Article:

==============================

What if Truman Capote's classic true-crime book, IN COLD BLOOD, had gotten it all wrong? That is what Queens, New York, reporter Jimmy Spacone tries to find out--not realizing that this pursuit of the truth could either sanctify or crucify him.
Jim gives an overview of the book:
When the television set puffed out a gray cloud of smoke and went black, he went to the movies. But every picture was about him. It was Jimmy Spacone trapped along with the Hombre and the innocents in that slat-board cabin on top of the desert knoll, with Richard Boone sneering ugly and telling they were all going to die from the heat of his bullets. And Jimmy did die from bullet wounds, after FBI Agent Purvis blasted him and Bonnie and Clyde all to hell in the back seat of their Model T because Michael J. Pollard’s dad had ratted them out. And he never got a chance to screw the beautiful Bonnie, even thought Clyde didn’t seem to want to, and she seemed so willing all the time. And Jimmy hurled insults back and forth with Liz and Dick and Virginia Woolf—he was the only sober one there—and Steve McQueen stayed as cool as ever but you could tell that he felt bad for Jimmy, his little Chinese coolie boy aboard the Sand Pueblo, when the thugs hung him up by his wrists and kept cutting slices across his chest until his guts fell out.

==============================

Source excerpt:

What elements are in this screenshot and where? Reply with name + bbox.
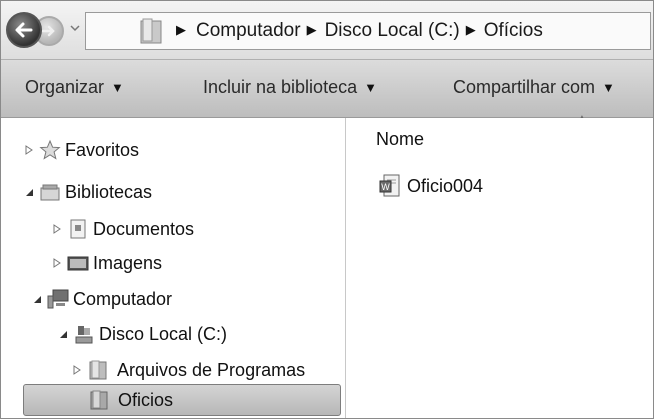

==============================

Written task: According to the book description, what is the name of the Queens reporter who sets out to learn whether In Cold Blood got it all wrong?

Response to the exercise: Jimmy Spacone